*** PROVIDED PASSAGE Section Begins ***

Here is a simple way to bring the wisdom of our higher level of mind into moments when the primitive brain and limbic system have taken over. Put a message on your phone to remind yourself of what you know to also be true.
There can be a fierce need to ‘get away from’. It can feel like we won’t survive this distress or fear or memory or energy if we don’t do something RIGHT NOW to relieve it. At those times, a tractor beam is pulling us right into the addiction. We go unconscious and have no choice. The ‘screw it, I’m gonna do it’ takes over aided and abetted by our familiar companions of denial, rationalizing, justifying, numbing.
Other times the intensity of the painful feeling could be similar but the willingness and ability to stay with it instead of avoiding is there too. This is where our regular practice of Natural Rest comes in. We have developed a willingness and capacity to notice and turn toward our experience. It occurs to us to rest, observing what arises and falls in the space of awareness. It occurs to us to take a few deep breaths, exhale and relax. It occurs to us to nurture kindness and compassion for ourselves. We remember our network of safe people and we make a call. We step outside and feel the sun on our skin and fresh air in our lungs. We dance or play the flute. We reach out for a hug.

*** PROVIDED PASSAGE Section Ends ***
*** SUPPLIED RECORDS Section Begins ***

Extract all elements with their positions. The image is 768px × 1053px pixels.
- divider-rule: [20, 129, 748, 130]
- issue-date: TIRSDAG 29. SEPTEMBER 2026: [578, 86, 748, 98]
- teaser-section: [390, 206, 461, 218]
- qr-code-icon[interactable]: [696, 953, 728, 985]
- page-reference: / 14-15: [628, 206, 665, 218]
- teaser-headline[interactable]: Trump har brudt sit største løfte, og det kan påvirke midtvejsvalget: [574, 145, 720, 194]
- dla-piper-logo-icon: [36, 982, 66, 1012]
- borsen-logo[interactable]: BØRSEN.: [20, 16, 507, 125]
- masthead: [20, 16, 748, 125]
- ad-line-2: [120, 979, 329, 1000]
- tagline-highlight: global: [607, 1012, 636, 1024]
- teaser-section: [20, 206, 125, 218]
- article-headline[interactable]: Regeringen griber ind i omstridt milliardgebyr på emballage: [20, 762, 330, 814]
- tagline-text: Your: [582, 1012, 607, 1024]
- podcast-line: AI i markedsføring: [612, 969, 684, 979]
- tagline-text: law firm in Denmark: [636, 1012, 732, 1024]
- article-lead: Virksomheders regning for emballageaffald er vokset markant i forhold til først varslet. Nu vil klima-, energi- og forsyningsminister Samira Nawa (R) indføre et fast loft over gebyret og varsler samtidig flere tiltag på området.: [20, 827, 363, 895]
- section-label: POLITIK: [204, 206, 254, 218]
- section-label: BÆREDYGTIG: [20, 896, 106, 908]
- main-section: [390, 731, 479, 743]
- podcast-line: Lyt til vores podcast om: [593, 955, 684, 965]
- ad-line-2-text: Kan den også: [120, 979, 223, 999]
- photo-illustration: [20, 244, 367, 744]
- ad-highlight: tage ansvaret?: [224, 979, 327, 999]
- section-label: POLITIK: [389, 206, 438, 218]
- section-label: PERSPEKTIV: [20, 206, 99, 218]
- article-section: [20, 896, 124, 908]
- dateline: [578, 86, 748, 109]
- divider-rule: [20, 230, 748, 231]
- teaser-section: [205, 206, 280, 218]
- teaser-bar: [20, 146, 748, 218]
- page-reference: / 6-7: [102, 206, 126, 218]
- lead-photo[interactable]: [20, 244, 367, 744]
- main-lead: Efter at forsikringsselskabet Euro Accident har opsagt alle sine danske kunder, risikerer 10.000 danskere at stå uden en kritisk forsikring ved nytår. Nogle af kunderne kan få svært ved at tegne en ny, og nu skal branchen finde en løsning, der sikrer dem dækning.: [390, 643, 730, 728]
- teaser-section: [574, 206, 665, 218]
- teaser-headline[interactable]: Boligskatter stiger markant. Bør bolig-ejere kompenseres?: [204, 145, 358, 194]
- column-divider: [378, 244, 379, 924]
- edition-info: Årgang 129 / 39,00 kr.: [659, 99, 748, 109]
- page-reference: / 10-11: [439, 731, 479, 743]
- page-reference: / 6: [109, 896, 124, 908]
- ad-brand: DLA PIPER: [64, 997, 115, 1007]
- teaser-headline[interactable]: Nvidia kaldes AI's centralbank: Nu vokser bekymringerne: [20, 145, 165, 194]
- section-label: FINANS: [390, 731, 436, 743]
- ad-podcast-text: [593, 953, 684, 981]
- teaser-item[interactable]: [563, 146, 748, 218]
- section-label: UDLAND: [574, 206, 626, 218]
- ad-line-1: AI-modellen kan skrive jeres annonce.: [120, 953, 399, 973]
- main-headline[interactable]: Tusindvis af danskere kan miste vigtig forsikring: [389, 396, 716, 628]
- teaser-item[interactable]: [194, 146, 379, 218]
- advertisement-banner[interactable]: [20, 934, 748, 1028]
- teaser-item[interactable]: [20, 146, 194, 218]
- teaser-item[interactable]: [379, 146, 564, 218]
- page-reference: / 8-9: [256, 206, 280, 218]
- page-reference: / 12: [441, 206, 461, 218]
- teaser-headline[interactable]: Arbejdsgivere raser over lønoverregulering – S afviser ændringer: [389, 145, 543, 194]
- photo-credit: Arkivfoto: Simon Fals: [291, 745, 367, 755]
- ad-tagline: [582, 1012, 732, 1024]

*** SUPPLIED RECORDS Section Ends ***

* [REQUIRED WORK]
1) According to the passage on urges and Natural Rest, what should you put on your phone?
2) In the passage on urges and Natural Rest, the "screw it, I'm gonna do it" impulse has familiar companions. List each of them.
3) Carry on the passage on urges and Natural Rest from its final sentence.

* [ANSWERS BELOW]
1) A message to remind yourself of what you know to also be true.

2) denial, rationalizing, justifying, numbing

3)
What makes the difference? How can we find that opening, that gap, where our situation becomes workable in that moment? Difficult, sure. Painful, yes. And also workable.
I know I can be present with whatever comes up because I have done it. Over and over during the Living Inquiries I’ve allowed it all in and experienced the dissolving of suffering and identification. I’ve sat with painful energies and looked at the images, memories, words and I know in my cells the Inquiries work. When something is very intense and traumatic, I work with a facilitator. When it’s less intense, I self-facilitate. Over time, I’ve learned how this mechanism of thought and sensation work, of how stored trauma comes up and is seen and releases. I have confidence in the process and in myself. I no longer describe myself as someone who is in denial. I’m not. I don’t need to be.
When I’m triggered and don’t have access to self-compassion and wisdom I pull up that Note and remember. What’s on yours?